Dataset items
┄┄┄┄┄┄┄┄┄┄┄┄┄┄┄┄┄┄┄┄

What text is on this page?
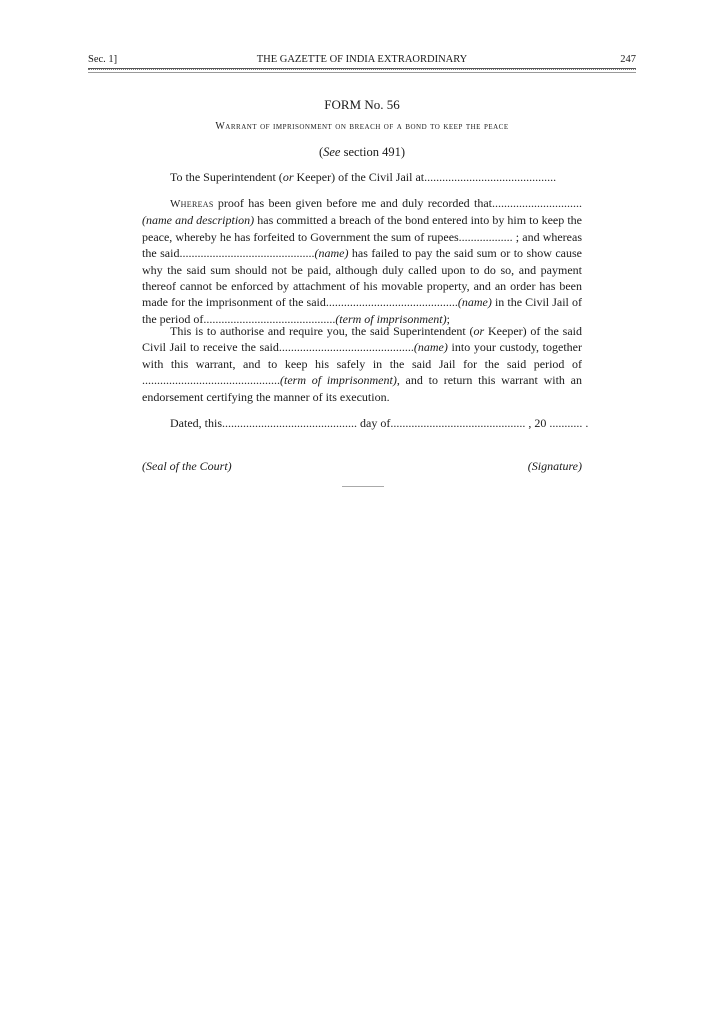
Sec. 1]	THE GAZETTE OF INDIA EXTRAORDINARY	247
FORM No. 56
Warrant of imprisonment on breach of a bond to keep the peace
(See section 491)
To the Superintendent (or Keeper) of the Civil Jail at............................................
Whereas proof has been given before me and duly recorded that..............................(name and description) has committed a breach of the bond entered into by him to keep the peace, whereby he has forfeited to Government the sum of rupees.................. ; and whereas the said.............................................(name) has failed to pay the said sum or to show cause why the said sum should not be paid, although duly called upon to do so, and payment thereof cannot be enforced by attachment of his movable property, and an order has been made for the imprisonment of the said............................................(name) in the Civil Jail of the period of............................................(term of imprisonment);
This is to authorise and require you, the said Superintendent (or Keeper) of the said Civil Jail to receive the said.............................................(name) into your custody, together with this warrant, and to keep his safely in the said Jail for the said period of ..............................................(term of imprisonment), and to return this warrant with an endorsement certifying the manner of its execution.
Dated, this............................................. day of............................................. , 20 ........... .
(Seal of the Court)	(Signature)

┄┄┄┄┄┄┄┄┄┄┄┄┄┄┄┄┄┄┄┄

Quote every line word for word and keep the images out of the copy.

What text is on this page?
Sec. 1]	THE GAZETTE OF INDIA EXTRAORDINARY	247
FORM No. 56
Warrant of imprisonment on breach of a bond to keep the peace
(See section 491)
To the Superintendent (or Keeper) of the Civil Jail at............................................
Whereas proof has been given before me and duly recorded that..............................(name and description) has committed a breach of the bond entered into by him to keep the peace, whereby he has forfeited to Government the sum of rupees.................. ; and whereas the said.............................................(name) has failed to pay the said sum or to show cause why the said sum should not be paid, although duly called upon to do so, and payment thereof cannot be enforced by attachment of his movable property, and an order has been made for the imprisonment of the said............................................(name) in the Civil Jail of the period of............................................(term of imprisonment);
This is to authorise and require you, the said Superintendent (or Keeper) of the said Civil Jail to receive the said.............................................(name) into your custody, together with this warrant, and to keep his safely in the said Jail for the said period of ..............................................(term of imprisonment), and to return this warrant with an endorsement certifying the manner of its execution.
Dated, this............................................. day of............................................. , 20 ........... .
(Seal of the Court)	(Signature)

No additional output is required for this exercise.